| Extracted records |

..........

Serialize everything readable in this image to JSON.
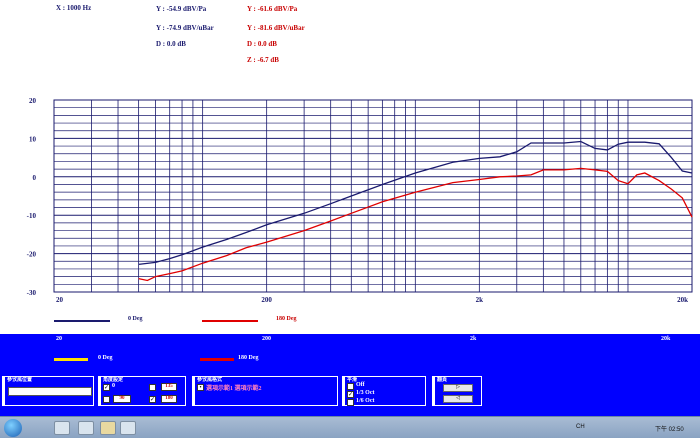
{
  "readouts": {
    "x_freq": "X : 1000 Hz",
    "navy_y1": "Y : -54.9 dBV/Pa",
    "navy_y2": "Y : -74.9 dBV/uBar",
    "navy_d": "D : 0.0 dB",
    "red_y1": "Y : -61.6 dBV/Pa",
    "red_y2": "Y : -81.6 dBV/uBar",
    "red_d": "D : 0.0 dB",
    "red_z": "Z : -6.7 dB"
  },
  "colors": {
    "series_0": "#1a1a6e",
    "series_180": "#e00000",
    "grid": "#1a1a6e",
    "panel": "#0000ff",
    "legend_yellow": "#ffe000"
  },
  "chart_data": {
    "type": "line",
    "xscale": "log",
    "xlim": [
      20,
      20000
    ],
    "ylim": [
      -30,
      20
    ],
    "yticks": [
      "20",
      "10",
      "0",
      "-10",
      "-20",
      "-30"
    ],
    "xticks": [
      "20",
      "200",
      "2k",
      "20k"
    ],
    "grid": true,
    "series": [
      {
        "name": "0 Deg",
        "x": [
          50,
          60,
          70,
          80,
          100,
          130,
          160,
          200,
          300,
          400,
          500,
          700,
          1000,
          1500,
          2000,
          2500,
          3000,
          3500,
          4000,
          5000,
          6000,
          7000,
          8000,
          9000,
          10000,
          12000,
          14000,
          16000,
          18000,
          20000
        ],
        "y": [
          -22.8,
          -22.3,
          -21.3,
          -20.3,
          -18.3,
          -16.3,
          -14.5,
          -12.5,
          -9.5,
          -7,
          -5,
          -2,
          1,
          3.8,
          4.8,
          5.2,
          6.5,
          8.8,
          8.8,
          8.8,
          9.2,
          7.4,
          7,
          8.5,
          9,
          9,
          8.6,
          5,
          1.5,
          1
        ]
      },
      {
        "name": "180 Deg",
        "x": [
          50,
          55,
          60,
          70,
          80,
          100,
          130,
          160,
          200,
          300,
          400,
          500,
          700,
          1000,
          1500,
          2000,
          2500,
          3000,
          3500,
          4000,
          5000,
          6000,
          7000,
          8000,
          9000,
          10000,
          11000,
          12000,
          14000,
          16000,
          18000,
          20000
        ],
        "y": [
          -26.5,
          -27,
          -26,
          -25.2,
          -24.5,
          -22.5,
          -20.5,
          -18.5,
          -17,
          -14,
          -11.5,
          -9.5,
          -6.5,
          -4,
          -1.5,
          -0.7,
          0,
          0.2,
          0.5,
          1.8,
          1.8,
          2.2,
          1.8,
          1.4,
          -1,
          -1.8,
          0.5,
          1,
          -1,
          -3.2,
          -5.5,
          -10.5
        ]
      }
    ]
  },
  "legend_top": [
    {
      "label": "0 Deg"
    },
    {
      "label": "180 Deg"
    }
  ],
  "secondary_axis_ticks": [
    "20",
    "200",
    "2k",
    "20k"
  ],
  "legend_bottom": [
    {
      "label": "0 Deg"
    },
    {
      "label": "180 Deg"
    }
  ],
  "controls": {
    "reference_position_title": "參攷風位置",
    "angle_title": "角度設定",
    "angle_values": [
      "0",
      "135",
      "90",
      "180"
    ],
    "reference_mode_title": "參攷風格式",
    "reference_mode_option": "選項示範1 選項示範2",
    "smoothing_title": "平滑",
    "smoothing_options": [
      "Off",
      "1/3 Oct",
      "1/6 Oct"
    ],
    "nav_title": "翻頁",
    "nav_forward": "▷",
    "nav_back": "◁"
  },
  "taskbar": {
    "lang": "CH",
    "time": "下午 02:50"
  }
}
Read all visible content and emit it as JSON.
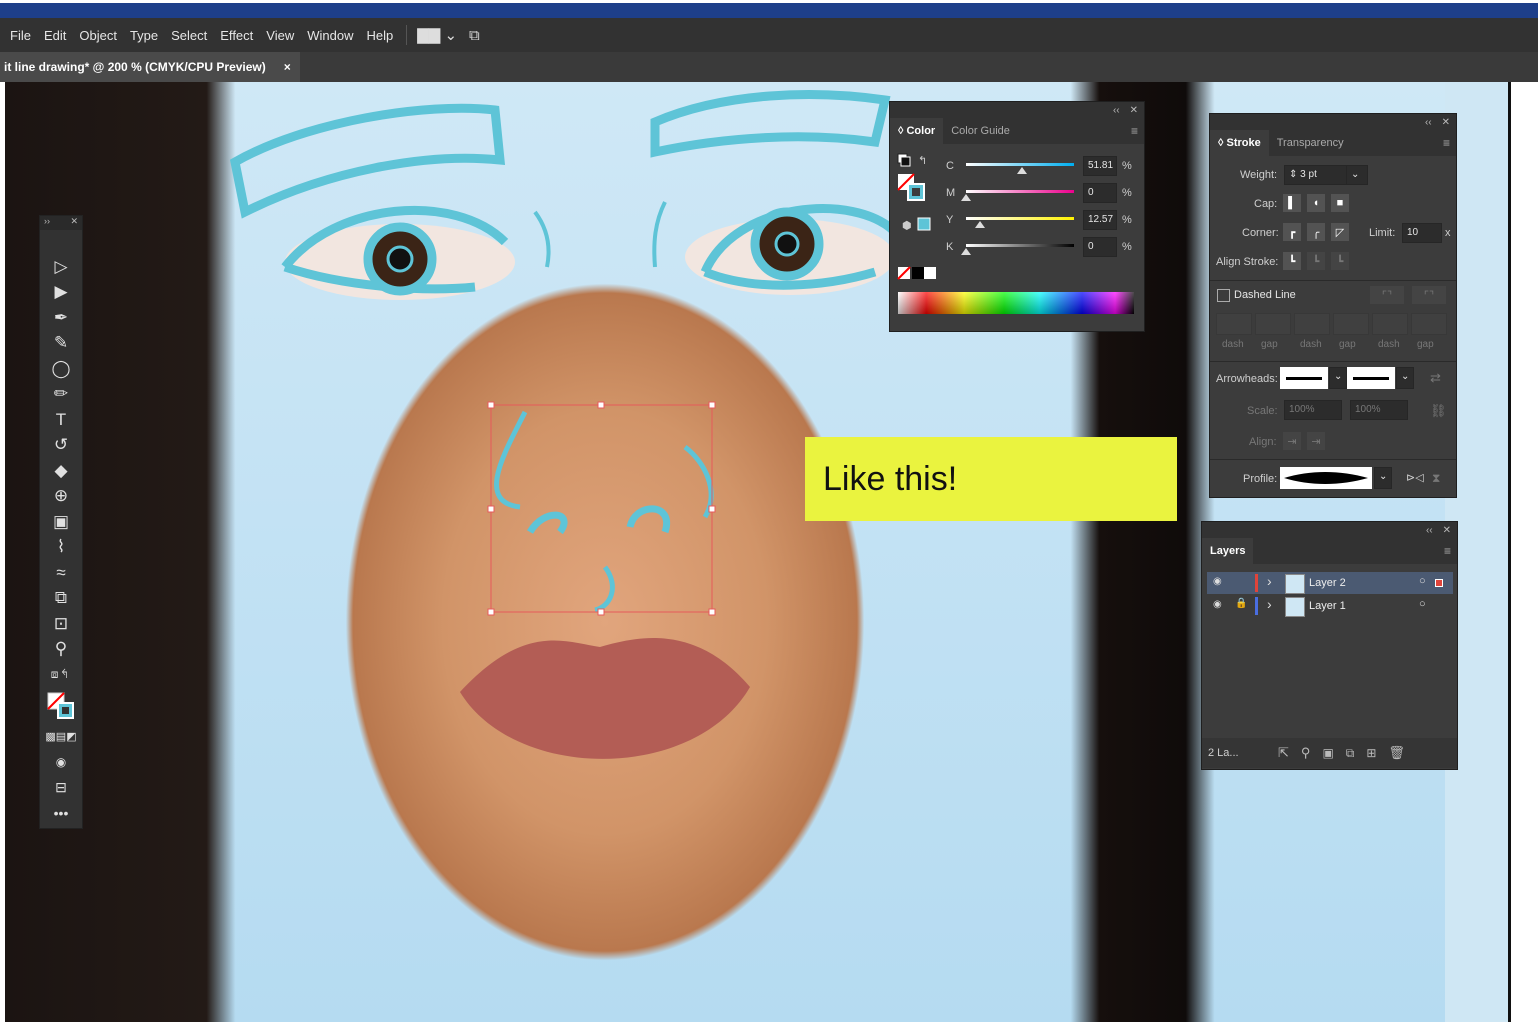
{
  "menu": {
    "items": [
      "File",
      "Edit",
      "Object",
      "Type",
      "Select",
      "Effect",
      "View",
      "Window",
      "Help"
    ],
    "workspace_icon": "workspace-switcher-icon",
    "arrange_icon": "arrange-documents-icon"
  },
  "doc_tab": {
    "title": "it line drawing* @ 200 % (CMYK/CPU Preview)",
    "close": "×"
  },
  "note": {
    "text": "Like this!"
  },
  "color_panel": {
    "tabs": [
      "◊ Color",
      "Color Guide"
    ],
    "channels": [
      {
        "label": "C",
        "value": "51.81",
        "pct": 51.81,
        "unit": "%"
      },
      {
        "label": "M",
        "value": "0",
        "pct": 0,
        "unit": "%"
      },
      {
        "label": "Y",
        "value": "12.57",
        "pct": 12.57,
        "unit": "%"
      },
      {
        "label": "K",
        "value": "0",
        "pct": 0,
        "unit": "%"
      }
    ],
    "stroke_color": "#5ec4d7"
  },
  "stroke_panel": {
    "tabs": [
      "◊ Stroke",
      "Transparency"
    ],
    "weight_label": "Weight:",
    "weight_value": "3 pt",
    "cap_label": "Cap:",
    "corner_label": "Corner:",
    "limit_label": "Limit:",
    "limit_value": "10",
    "limit_x": "x",
    "align_label": "Align Stroke:",
    "dashed_label": "Dashed Line",
    "dash_labels": [
      "dash",
      "gap",
      "dash",
      "gap",
      "dash",
      "gap"
    ],
    "arrowheads_label": "Arrowheads:",
    "scale_label": "Scale:",
    "scale_values": [
      "100%",
      "100%"
    ],
    "align_label2": "Align:",
    "profile_label": "Profile:"
  },
  "layers_panel": {
    "tab": "Layers",
    "layers": [
      {
        "name": "Layer 2",
        "color": "#e0443a",
        "locked": false,
        "selected": true
      },
      {
        "name": "Layer 1",
        "color": "#4a6ee0",
        "locked": true,
        "selected": false
      }
    ],
    "footer_count": "2 La..."
  },
  "colors": {
    "stroke_cyan": "#5ec4d7",
    "selection": "#e65a5a",
    "note_bg": "#eaf33f"
  }
}
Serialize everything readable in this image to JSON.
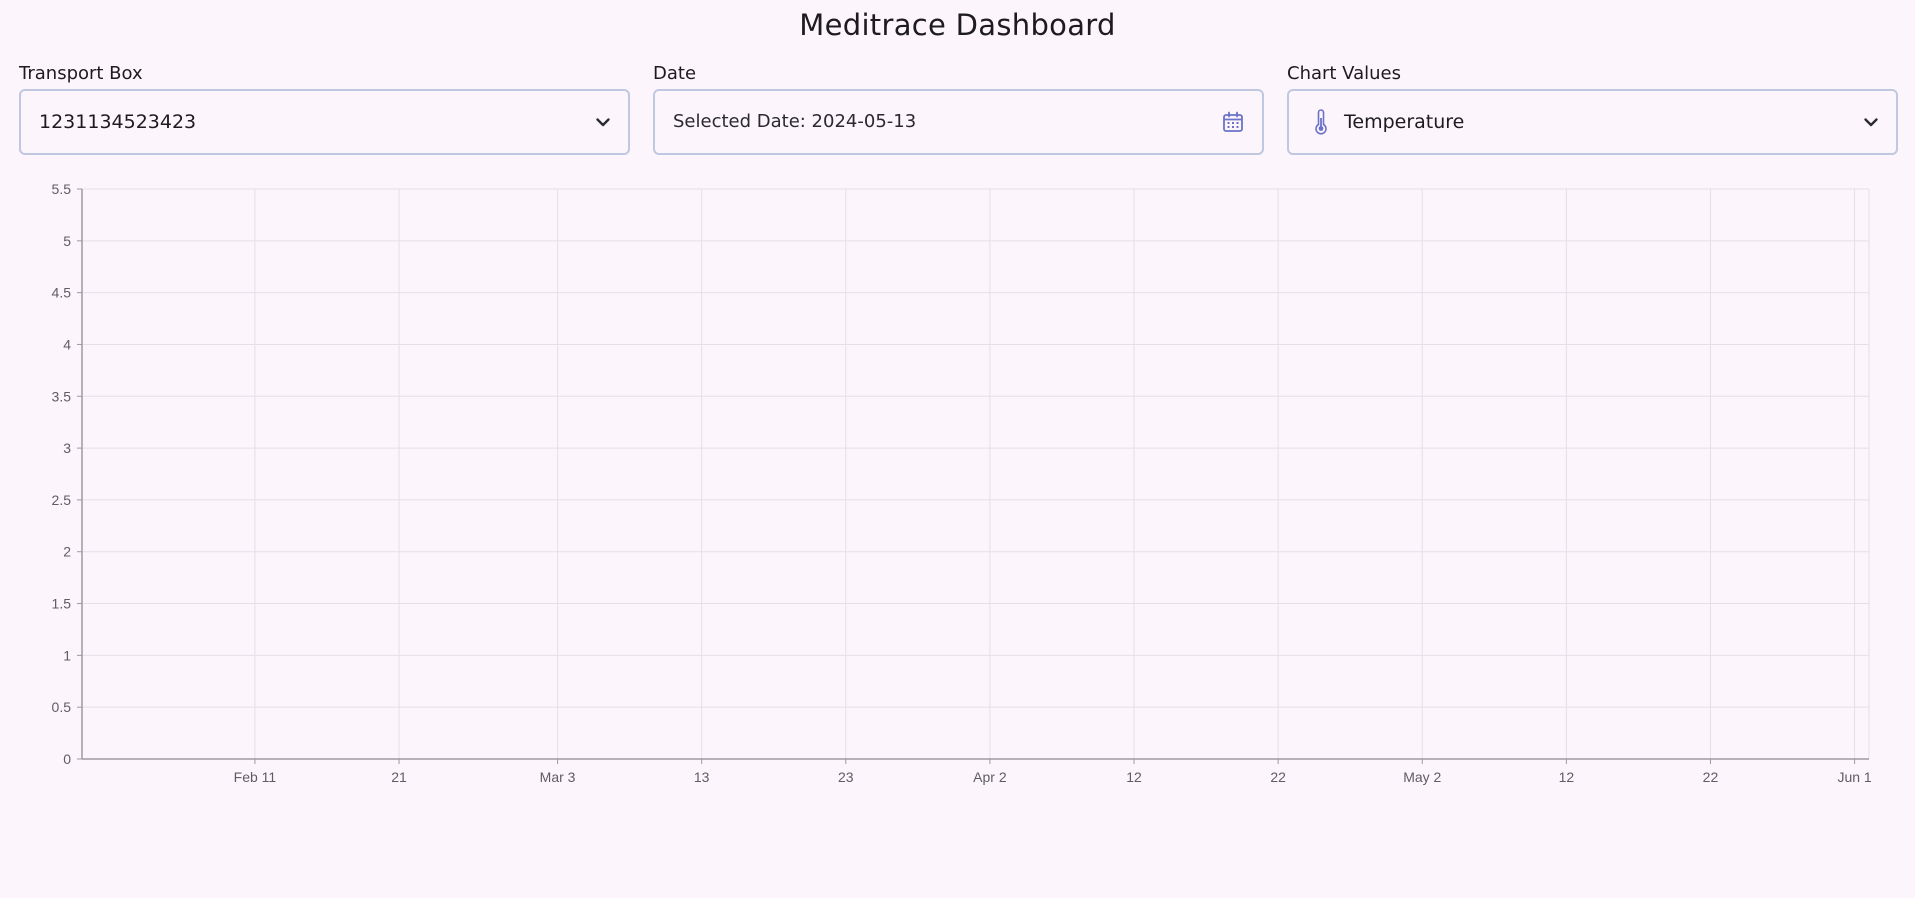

..........

| AIM |
Reproduce the material above verbatim; omit every picture.

| EXERCISE ANSWER |
Serialize everything readable in this image to JSON.
{
  "readouts": {
    "x_freq": "X : 1000 Hz",
    "navy_y1": "Y : -54.9 dBV/Pa",
    "navy_y2": "Y : -74.9 dBV/uBar",
    "navy_d": "D : 0.0 dB",
    "red_y1": "Y : -61.6 dBV/Pa",
    "red_y2": "Y : -81.6 dBV/uBar",
    "red_d": "D : 0.0 dB",
    "red_z": "Z : -6.7 dB"
  },
  "colors": {
    "series_0": "#1a1a6e",
    "series_180": "#e00000",
    "grid": "#1a1a6e",
    "panel": "#0000ff",
    "legend_yellow": "#ffe000"
  },
  "chart_data": {
    "type": "line",
    "xscale": "log",
    "xlim": [
      20,
      20000
    ],
    "ylim": [
      -30,
      20
    ],
    "yticks": [
      "20",
      "10",
      "0",
      "-10",
      "-20",
      "-30"
    ],
    "xticks": [
      "20",
      "200",
      "2k",
      "20k"
    ],
    "grid": true,
    "series": [
      {
        "name": "0 Deg",
        "x": [
          50,
          60,
          70,
          80,
          100,
          130,
          160,
          200,
          300,
          400,
          500,
          700,
          1000,
          1500,
          2000,
          2500,
          3000,
          3500,
          4000,
          5000,
          6000,
          7000,
          8000,
          9000,
          10000,
          12000,
          14000,
          16000,
          18000,
          20000
        ],
        "y": [
          -22.8,
          -22.3,
          -21.3,
          -20.3,
          -18.3,
          -16.3,
          -14.5,
          -12.5,
          -9.5,
          -7,
          -5,
          -2,
          1,
          3.8,
          4.8,
          5.2,
          6.5,
          8.8,
          8.8,
          8.8,
          9.2,
          7.4,
          7,
          8.5,
          9,
          9,
          8.6,
          5,
          1.5,
          1
        ]
      },
      {
        "name": "180 Deg",
        "x": [
          50,
          55,
          60,
          70,
          80,
          100,
          130,
          160,
          200,
          300,
          400,
          500,
          700,
          1000,
          1500,
          2000,
          2500,
          3000,
          3500,
          4000,
          5000,
          6000,
          7000,
          8000,
          9000,
          10000,
          11000,
          12000,
          14000,
          16000,
          18000,
          20000
        ],
        "y": [
          -26.5,
          -27,
          -26,
          -25.2,
          -24.5,
          -22.5,
          -20.5,
          -18.5,
          -17,
          -14,
          -11.5,
          -9.5,
          -6.5,
          -4,
          -1.5,
          -0.7,
          0,
          0.2,
          0.5,
          1.8,
          1.8,
          2.2,
          1.8,
          1.4,
          -1,
          -1.8,
          0.5,
          1,
          -1,
          -3.2,
          -5.5,
          -10.5
        ]
      }
    ]
  },
  "legend_top": [
    {
      "label": "0 Deg"
    },
    {
      "label": "180 Deg"
    }
  ],
  "secondary_axis_ticks": [
    "20",
    "200",
    "2k",
    "20k"
  ],
  "legend_bottom": [
    {
      "label": "0 Deg"
    },
    {
      "label": "180 Deg"
    }
  ],
  "controls": {
    "reference_position_title": "參攷風位置",
    "angle_title": "角度設定",
    "angle_values": [
      "0",
      "135",
      "90",
      "180"
    ],
    "reference_mode_title": "參攷風格式",
    "reference_mode_option": "選項示範1 選項示範2",
    "smoothing_title": "平滑",
    "smoothing_options": [
      "Off",
      "1/3 Oct",
      "1/6 Oct"
    ],
    "nav_title": "翻頁",
    "nav_forward": "▷",
    "nav_back": "◁"
  },
  "taskbar": {
    "lang": "CH",
    "time": "下午 02:50"
  }
}
Read all visible content and emit it as JSON.
{
  "menu": {
    "items": [
      "File",
      "Edit",
      "Object",
      "Type",
      "Select",
      "Effect",
      "View",
      "Window",
      "Help"
    ],
    "workspace_icon": "workspace-switcher-icon",
    "arrange_icon": "arrange-documents-icon"
  },
  "doc_tab": {
    "title": "it line drawing* @ 200 % (CMYK/CPU Preview)",
    "close": "×"
  },
  "note": {
    "text": "Like this!"
  },
  "color_panel": {
    "tabs": [
      "◊ Color",
      "Color Guide"
    ],
    "channels": [
      {
        "label": "C",
        "value": "51.81",
        "pct": 51.81,
        "unit": "%"
      },
      {
        "label": "M",
        "value": "0",
        "pct": 0,
        "unit": "%"
      },
      {
        "label": "Y",
        "value": "12.57",
        "pct": 12.57,
        "unit": "%"
      },
      {
        "label": "K",
        "value": "0",
        "pct": 0,
        "unit": "%"
      }
    ],
    "stroke_color": "#5ec4d7"
  },
  "stroke_panel": {
    "tabs": [
      "◊ Stroke",
      "Transparency"
    ],
    "weight_label": "Weight:",
    "weight_value": "3 pt",
    "cap_label": "Cap:",
    "corner_label": "Corner:",
    "limit_label": "Limit:",
    "limit_value": "10",
    "limit_x": "x",
    "align_label": "Align Stroke:",
    "dashed_label": "Dashed Line",
    "dash_labels": [
      "dash",
      "gap",
      "dash",
      "gap",
      "dash",
      "gap"
    ],
    "arrowheads_label": "Arrowheads:",
    "scale_label": "Scale:",
    "scale_values": [
      "100%",
      "100%"
    ],
    "align_label2": "Align:",
    "profile_label": "Profile:"
  },
  "layers_panel": {
    "tab": "Layers",
    "layers": [
      {
        "name": "Layer 2",
        "color": "#e0443a",
        "locked": false,
        "selected": true
      },
      {
        "name": "Layer 1",
        "color": "#4a6ee0",
        "locked": true,
        "selected": false
      }
    ],
    "footer_count": "2 La..."
  },
  "colors": {
    "stroke_cyan": "#5ec4d7",
    "selection": "#e65a5a",
    "note_bg": "#eaf33f"
  }
}
Serialize everything readable in this image to JSON.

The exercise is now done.